● DIRECTIVE:
Put each of the rows below into a numbered list, leaving out any blank lines.

● DATASET ROWS:
__________________________________________________
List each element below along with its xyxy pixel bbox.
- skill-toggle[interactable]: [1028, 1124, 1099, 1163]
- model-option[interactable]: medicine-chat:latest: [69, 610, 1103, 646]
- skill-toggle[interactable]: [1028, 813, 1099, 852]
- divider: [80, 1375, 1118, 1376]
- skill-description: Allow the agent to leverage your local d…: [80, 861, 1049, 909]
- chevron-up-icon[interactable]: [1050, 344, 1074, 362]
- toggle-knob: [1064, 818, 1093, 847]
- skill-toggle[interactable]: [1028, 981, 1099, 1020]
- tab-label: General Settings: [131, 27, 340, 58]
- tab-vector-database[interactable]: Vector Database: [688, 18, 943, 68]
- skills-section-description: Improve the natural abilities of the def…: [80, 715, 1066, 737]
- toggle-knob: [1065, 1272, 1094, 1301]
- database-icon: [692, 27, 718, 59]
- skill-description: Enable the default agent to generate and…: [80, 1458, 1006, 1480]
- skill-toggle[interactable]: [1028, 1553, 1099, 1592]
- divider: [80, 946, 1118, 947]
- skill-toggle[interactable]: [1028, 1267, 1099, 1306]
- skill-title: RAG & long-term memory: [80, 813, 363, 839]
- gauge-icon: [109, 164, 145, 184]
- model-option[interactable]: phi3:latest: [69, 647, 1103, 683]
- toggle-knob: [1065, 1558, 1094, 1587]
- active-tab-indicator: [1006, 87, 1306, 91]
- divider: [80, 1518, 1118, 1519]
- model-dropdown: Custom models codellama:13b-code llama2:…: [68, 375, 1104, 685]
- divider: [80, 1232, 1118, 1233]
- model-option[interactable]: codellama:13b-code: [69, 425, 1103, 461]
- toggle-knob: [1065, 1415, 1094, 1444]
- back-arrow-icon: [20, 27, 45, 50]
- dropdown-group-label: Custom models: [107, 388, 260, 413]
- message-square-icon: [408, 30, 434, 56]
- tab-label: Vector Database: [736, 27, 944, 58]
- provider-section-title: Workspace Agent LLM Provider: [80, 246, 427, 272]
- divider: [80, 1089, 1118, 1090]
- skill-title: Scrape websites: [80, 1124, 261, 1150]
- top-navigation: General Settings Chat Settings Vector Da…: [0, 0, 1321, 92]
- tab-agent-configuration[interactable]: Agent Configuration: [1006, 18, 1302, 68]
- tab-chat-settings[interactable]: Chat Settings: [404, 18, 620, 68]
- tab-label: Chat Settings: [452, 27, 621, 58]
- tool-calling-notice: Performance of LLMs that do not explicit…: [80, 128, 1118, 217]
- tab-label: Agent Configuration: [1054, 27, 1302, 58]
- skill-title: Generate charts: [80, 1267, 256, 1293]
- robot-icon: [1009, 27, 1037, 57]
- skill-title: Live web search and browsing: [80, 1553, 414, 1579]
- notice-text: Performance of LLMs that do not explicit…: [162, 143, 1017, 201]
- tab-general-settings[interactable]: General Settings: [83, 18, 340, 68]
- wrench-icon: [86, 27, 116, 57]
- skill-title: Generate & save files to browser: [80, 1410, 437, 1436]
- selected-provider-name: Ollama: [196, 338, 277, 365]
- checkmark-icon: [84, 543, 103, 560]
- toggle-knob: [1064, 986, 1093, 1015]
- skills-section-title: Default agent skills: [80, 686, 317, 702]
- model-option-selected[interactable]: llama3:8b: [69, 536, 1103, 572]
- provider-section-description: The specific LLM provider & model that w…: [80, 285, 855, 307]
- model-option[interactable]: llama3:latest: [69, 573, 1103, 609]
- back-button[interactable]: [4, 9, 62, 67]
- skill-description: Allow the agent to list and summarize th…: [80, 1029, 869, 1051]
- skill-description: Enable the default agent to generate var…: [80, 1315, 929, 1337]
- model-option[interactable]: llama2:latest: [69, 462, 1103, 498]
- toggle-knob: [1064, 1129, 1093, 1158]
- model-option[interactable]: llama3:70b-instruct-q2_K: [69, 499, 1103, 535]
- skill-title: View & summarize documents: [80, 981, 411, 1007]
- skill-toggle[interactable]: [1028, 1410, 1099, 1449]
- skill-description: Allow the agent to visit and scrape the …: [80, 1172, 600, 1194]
__________________________________________________
● EXERCISE RESULT:
1. List each element below along with its xyxy pixel bbox.
2. - skill-toggle[interactable]: [1028, 1124, 1099, 1163]
3. - model-option[interactable]: medicine-chat:latest: [69, 610, 1103, 646]
4. - skill-toggle[interactable]: [1028, 813, 1099, 852]
5. - divider: [80, 1375, 1118, 1376]
6. - skill-description: Allow the agent to leverage your local d…: [80, 861, 1049, 909]
7. - chevron-up-icon[interactable]: [1050, 344, 1074, 362]
8. - toggle-knob: [1064, 818, 1093, 847]
9. - skill-toggle[interactable]: [1028, 981, 1099, 1020]
10. - tab-label: General Settings: [131, 27, 340, 58]
11. - tab-vector-database[interactable]: Vector Database: [688, 18, 943, 68]
12. - skills-section-description: Improve the natural abilities of the def…: [80, 715, 1066, 737]
13. - toggle-knob: [1065, 1272, 1094, 1301]
14. - database-icon: [692, 27, 718, 59]
15. - skill-description: Enable the default agent to generate and…: [80, 1458, 1006, 1480]
16. - skill-toggle[interactable]: [1028, 1553, 1099, 1592]
17. - divider: [80, 946, 1118, 947]
18. - skill-toggle[interactable]: [1028, 1267, 1099, 1306]
19. - skill-title: RAG & long-term memory: [80, 813, 363, 839]
20. - gauge-icon: [109, 164, 145, 184]
21. - model-option[interactable]: phi3:latest: [69, 647, 1103, 683]
22. - toggle-knob: [1065, 1558, 1094, 1587]
23. - active-tab-indicator: [1006, 87, 1306, 91]
24. - divider: [80, 1518, 1118, 1519]
25. - model-dropdown: Custom models codellama:13b-code llama2:…: [68, 375, 1104, 685]
26. - divider: [80, 1232, 1118, 1233]
27. - model-option[interactable]: codellama:13b-code: [69, 425, 1103, 461]
28. - toggle-knob: [1065, 1415, 1094, 1444]
29. - back-arrow-icon: [20, 27, 45, 50]
30. - dropdown-group-label: Custom models: [107, 388, 260, 413]
31. - message-square-icon: [408, 30, 434, 56]
32. - tab-label: Vector Database: [736, 27, 944, 58]
33. - provider-section-title: Workspace Agent LLM Provider: [80, 246, 427, 272]
34. - divider: [80, 1089, 1118, 1090]
35. - skill-title: Scrape websites: [80, 1124, 261, 1150]
36. - top-navigation: General Settings Chat Settings Vector Da…: [0, 0, 1321, 92]
37. - tab-agent-configuration[interactable]: Agent Configuration: [1006, 18, 1302, 68]
38. - tab-chat-settings[interactable]: Chat Settings: [404, 18, 620, 68]
39. - tab-label: Chat Settings: [452, 27, 621, 58]
40. - tool-calling-notice: Performance of LLMs that do not explicit…: [80, 128, 1118, 217]
41. - tab-label: Agent Configuration: [1054, 27, 1302, 58]
42. - skill-title: Generate charts: [80, 1267, 256, 1293]
43. - robot-icon: [1009, 27, 1037, 57]
44. - skill-title: Live web search and browsing: [80, 1553, 414, 1579]
45. - notice-text: Performance of LLMs that do not explicit…: [162, 143, 1017, 201]
46. - tab-general-settings[interactable]: General Settings: [83, 18, 340, 68]
47. - wrench-icon: [86, 27, 116, 57]
48. - skill-title: Generate & save files to browser: [80, 1410, 437, 1436]
49. - selected-provider-name: Ollama: [196, 338, 277, 365]
50. - checkmark-icon: [84, 543, 103, 560]
51. - toggle-knob: [1064, 986, 1093, 1015]
52. - skills-section-title: Default agent skills: [80, 686, 317, 702]
53. - model-option-selected[interactable]: llama3:8b: [69, 536, 1103, 572]
54. - provider-section-description: The specific LLM provider & model that w…: [80, 285, 855, 307]
55. - model-option[interactable]: llama3:latest: [69, 573, 1103, 609]
56. - back-button[interactable]: [4, 9, 62, 67]
57. - skill-description: Allow the agent to list and summarize th…: [80, 1029, 869, 1051]
58. - skill-description: Enable the default agent to generate var…: [80, 1315, 929, 1337]
59. - model-option[interactable]: llama2:latest: [69, 462, 1103, 498]
60. - toggle-knob: [1064, 1129, 1093, 1158]
61. - model-option[interactable]: llama3:70b-instruct-q2_K: [69, 499, 1103, 535]
62. - skill-title: View & summarize documents: [80, 981, 411, 1007]
63. - skill-toggle[interactable]: [1028, 1410, 1099, 1449]
64. - skill-description: Allow the agent to visit and scrape the …: [80, 1172, 600, 1194]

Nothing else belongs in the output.